Copy each entry as it stands, leaving nothing out.
## START RECORDS FOR PROCESSING
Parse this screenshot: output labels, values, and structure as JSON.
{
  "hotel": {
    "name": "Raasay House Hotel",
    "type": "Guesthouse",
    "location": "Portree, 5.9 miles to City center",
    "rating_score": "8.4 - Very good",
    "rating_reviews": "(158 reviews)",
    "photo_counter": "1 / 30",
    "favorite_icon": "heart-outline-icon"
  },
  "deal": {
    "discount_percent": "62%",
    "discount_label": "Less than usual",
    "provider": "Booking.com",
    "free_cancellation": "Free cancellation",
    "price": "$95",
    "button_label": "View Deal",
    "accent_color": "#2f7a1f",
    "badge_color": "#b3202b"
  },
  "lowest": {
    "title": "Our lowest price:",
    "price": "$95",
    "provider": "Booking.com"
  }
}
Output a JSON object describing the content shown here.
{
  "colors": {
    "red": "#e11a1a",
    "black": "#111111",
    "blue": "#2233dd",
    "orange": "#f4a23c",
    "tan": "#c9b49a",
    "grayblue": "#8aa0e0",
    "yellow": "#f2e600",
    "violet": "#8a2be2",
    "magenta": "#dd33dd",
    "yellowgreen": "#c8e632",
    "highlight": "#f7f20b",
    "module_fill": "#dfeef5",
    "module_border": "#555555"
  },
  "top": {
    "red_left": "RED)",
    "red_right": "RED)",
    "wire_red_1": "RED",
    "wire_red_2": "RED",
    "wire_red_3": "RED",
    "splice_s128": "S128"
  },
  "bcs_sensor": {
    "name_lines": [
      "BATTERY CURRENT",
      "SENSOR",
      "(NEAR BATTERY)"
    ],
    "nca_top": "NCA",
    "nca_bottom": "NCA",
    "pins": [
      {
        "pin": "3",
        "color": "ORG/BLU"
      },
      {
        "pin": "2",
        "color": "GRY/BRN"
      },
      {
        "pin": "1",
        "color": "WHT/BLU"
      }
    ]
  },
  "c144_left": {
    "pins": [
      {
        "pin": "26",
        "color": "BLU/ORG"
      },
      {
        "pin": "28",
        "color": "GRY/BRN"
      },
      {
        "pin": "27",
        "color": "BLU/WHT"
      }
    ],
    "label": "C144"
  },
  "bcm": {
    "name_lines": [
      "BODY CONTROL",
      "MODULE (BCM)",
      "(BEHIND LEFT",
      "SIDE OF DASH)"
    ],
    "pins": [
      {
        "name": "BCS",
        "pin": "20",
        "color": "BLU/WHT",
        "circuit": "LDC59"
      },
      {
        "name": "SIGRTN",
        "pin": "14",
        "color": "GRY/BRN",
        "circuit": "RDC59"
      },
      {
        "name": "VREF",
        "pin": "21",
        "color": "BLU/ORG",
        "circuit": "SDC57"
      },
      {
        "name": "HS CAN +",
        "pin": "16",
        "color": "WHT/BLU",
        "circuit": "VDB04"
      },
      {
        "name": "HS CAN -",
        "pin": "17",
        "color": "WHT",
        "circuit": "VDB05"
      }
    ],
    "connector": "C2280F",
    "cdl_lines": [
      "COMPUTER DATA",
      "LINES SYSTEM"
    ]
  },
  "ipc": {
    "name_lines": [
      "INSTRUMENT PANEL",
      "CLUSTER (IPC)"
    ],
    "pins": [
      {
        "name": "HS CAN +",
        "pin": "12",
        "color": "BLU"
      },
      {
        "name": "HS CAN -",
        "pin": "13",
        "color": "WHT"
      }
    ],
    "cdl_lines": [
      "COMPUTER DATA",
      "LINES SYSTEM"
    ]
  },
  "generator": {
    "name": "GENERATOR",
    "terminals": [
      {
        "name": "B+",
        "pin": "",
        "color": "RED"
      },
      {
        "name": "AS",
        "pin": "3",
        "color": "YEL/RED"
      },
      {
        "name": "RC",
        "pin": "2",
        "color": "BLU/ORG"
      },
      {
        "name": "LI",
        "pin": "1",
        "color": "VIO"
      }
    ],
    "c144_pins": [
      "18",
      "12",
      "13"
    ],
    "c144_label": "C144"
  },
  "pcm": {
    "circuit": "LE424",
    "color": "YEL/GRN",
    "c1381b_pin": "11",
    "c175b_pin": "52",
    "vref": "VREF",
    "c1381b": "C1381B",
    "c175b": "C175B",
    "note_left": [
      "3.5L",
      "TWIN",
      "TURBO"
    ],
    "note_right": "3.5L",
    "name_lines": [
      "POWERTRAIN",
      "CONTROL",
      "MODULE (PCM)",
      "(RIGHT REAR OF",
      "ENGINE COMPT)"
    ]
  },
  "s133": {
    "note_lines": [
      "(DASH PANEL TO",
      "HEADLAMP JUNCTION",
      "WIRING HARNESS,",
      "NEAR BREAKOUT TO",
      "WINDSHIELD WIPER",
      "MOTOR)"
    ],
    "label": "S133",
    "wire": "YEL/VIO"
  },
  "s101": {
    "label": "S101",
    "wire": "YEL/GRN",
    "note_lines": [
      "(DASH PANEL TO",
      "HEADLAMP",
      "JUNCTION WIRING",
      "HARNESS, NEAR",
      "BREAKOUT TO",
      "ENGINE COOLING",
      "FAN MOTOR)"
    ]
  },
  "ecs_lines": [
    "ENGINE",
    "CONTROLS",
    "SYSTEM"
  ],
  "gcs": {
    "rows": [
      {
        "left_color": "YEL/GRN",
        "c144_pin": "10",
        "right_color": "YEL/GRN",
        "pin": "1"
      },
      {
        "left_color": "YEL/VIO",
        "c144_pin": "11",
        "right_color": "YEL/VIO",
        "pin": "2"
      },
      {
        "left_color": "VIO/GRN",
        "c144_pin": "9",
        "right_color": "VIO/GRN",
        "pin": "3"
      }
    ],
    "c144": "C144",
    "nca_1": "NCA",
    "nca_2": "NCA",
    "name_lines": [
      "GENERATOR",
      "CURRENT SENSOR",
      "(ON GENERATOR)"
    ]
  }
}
## END RECORDS FOR PROCESSING
◆ FINISHED EXERCISE ◆
Parse this screenshot: output labels, values, and structure as JSON.
{
  "hotel": {
    "name": "Raasay House Hotel",
    "type": "Guesthouse",
    "location": "Portree, 5.9 miles to City center",
    "rating_score": "8.4 - Very good",
    "rating_reviews": "(158 reviews)",
    "photo_counter": "1 / 30",
    "favorite_icon": "heart-outline-icon"
  },
  "deal": {
    "discount_percent": "62%",
    "discount_label": "Less than usual",
    "provider": "Booking.com",
    "free_cancellation": "Free cancellation",
    "price": "$95",
    "button_label": "View Deal",
    "accent_color": "#2f7a1f",
    "badge_color": "#b3202b"
  },
  "lowest": {
    "title": "Our lowest price:",
    "price": "$95",
    "provider": "Booking.com"
  }
}
Output a JSON object describing the content shown here.
{
  "colors": {
    "red": "#e11a1a",
    "black": "#111111",
    "blue": "#2233dd",
    "orange": "#f4a23c",
    "tan": "#c9b49a",
    "grayblue": "#8aa0e0",
    "yellow": "#f2e600",
    "violet": "#8a2be2",
    "magenta": "#dd33dd",
    "yellowgreen": "#c8e632",
    "highlight": "#f7f20b",
    "module_fill": "#dfeef5",
    "module_border": "#555555"
  },
  "top": {
    "red_left": "RED)",
    "red_right": "RED)",
    "wire_red_1": "RED",
    "wire_red_2": "RED",
    "wire_red_3": "RED",
    "splice_s128": "S128"
  },
  "bcs_sensor": {
    "name_lines": [
      "BATTERY CURRENT",
      "SENSOR",
      "(NEAR BATTERY)"
    ],
    "nca_top": "NCA",
    "nca_bottom": "NCA",
    "pins": [
      {
        "pin": "3",
        "color": "ORG/BLU"
      },
      {
        "pin": "2",
        "color": "GRY/BRN"
      },
      {
        "pin": "1",
        "color": "WHT/BLU"
      }
    ]
  },
  "c144_left": {
    "pins": [
      {
        "pin": "26",
        "color": "BLU/ORG"
      },
      {
        "pin": "28",
        "color": "GRY/BRN"
      },
      {
        "pin": "27",
        "color": "BLU/WHT"
      }
    ],
    "label": "C144"
  },
  "bcm": {
    "name_lines": [
      "BODY CONTROL",
      "MODULE (BCM)",
      "(BEHIND LEFT",
      "SIDE OF DASH)"
    ],
    "pins": [
      {
        "name": "BCS",
        "pin": "20",
        "color": "BLU/WHT",
        "circuit": "LDC59"
      },
      {
        "name": "SIGRTN",
        "pin": "14",
        "color": "GRY/BRN",
        "circuit": "RDC59"
      },
      {
        "name": "VREF",
        "pin": "21",
        "color": "BLU/ORG",
        "circuit": "SDC57"
      },
      {
        "name": "HS CAN +",
        "pin": "16",
        "color": "WHT/BLU",
        "circuit": "VDB04"
      },
      {
        "name": "HS CAN -",
        "pin": "17",
        "color": "WHT",
        "circuit": "VDB05"
      }
    ],
    "connector": "C2280F",
    "cdl_lines": [
      "COMPUTER DATA",
      "LINES SYSTEM"
    ]
  },
  "ipc": {
    "name_lines": [
      "INSTRUMENT PANEL",
      "CLUSTER (IPC)"
    ],
    "pins": [
      {
        "name": "HS CAN +",
        "pin": "12",
        "color": "BLU"
      },
      {
        "name": "HS CAN -",
        "pin": "13",
        "color": "WHT"
      }
    ],
    "cdl_lines": [
      "COMPUTER DATA",
      "LINES SYSTEM"
    ]
  },
  "generator": {
    "name": "GENERATOR",
    "terminals": [
      {
        "name": "B+",
        "pin": "",
        "color": "RED"
      },
      {
        "name": "AS",
        "pin": "3",
        "color": "YEL/RED"
      },
      {
        "name": "RC",
        "pin": "2",
        "color": "BLU/ORG"
      },
      {
        "name": "LI",
        "pin": "1",
        "color": "VIO"
      }
    ],
    "c144_pins": [
      "18",
      "12",
      "13"
    ],
    "c144_label": "C144"
  },
  "pcm": {
    "circuit": "LE424",
    "color": "YEL/GRN",
    "c1381b_pin": "11",
    "c175b_pin": "52",
    "vref": "VREF",
    "c1381b": "C1381B",
    "c175b": "C175B",
    "note_left": [
      "3.5L",
      "TWIN",
      "TURBO"
    ],
    "note_right": "3.5L",
    "name_lines": [
      "POWERTRAIN",
      "CONTROL",
      "MODULE (PCM)",
      "(RIGHT REAR OF",
      "ENGINE COMPT)"
    ]
  },
  "s133": {
    "note_lines": [
      "(DASH PANEL TO",
      "HEADLAMP JUNCTION",
      "WIRING HARNESS,",
      "NEAR BREAKOUT TO",
      "WINDSHIELD WIPER",
      "MOTOR)"
    ],
    "label": "S133",
    "wire": "YEL/VIO"
  },
  "s101": {
    "label": "S101",
    "wire": "YEL/GRN",
    "note_lines": [
      "(DASH PANEL TO",
      "HEADLAMP",
      "JUNCTION WIRING",
      "HARNESS, NEAR",
      "BREAKOUT TO",
      "ENGINE COOLING",
      "FAN MOTOR)"
    ]
  },
  "ecs_lines": [
    "ENGINE",
    "CONTROLS",
    "SYSTEM"
  ],
  "gcs": {
    "rows": [
      {
        "left_color": "YEL/GRN",
        "c144_pin": "10",
        "right_color": "YEL/GRN",
        "pin": "1"
      },
      {
        "left_color": "YEL/VIO",
        "c144_pin": "11",
        "right_color": "YEL/VIO",
        "pin": "2"
      },
      {
        "left_color": "VIO/GRN",
        "c144_pin": "9",
        "right_color": "VIO/GRN",
        "pin": "3"
      }
    ],
    "c144": "C144",
    "nca_1": "NCA",
    "nca_2": "NCA",
    "name_lines": [
      "GENERATOR",
      "CURRENT SENSOR",
      "(ON GENERATOR)"
    ]
  }
}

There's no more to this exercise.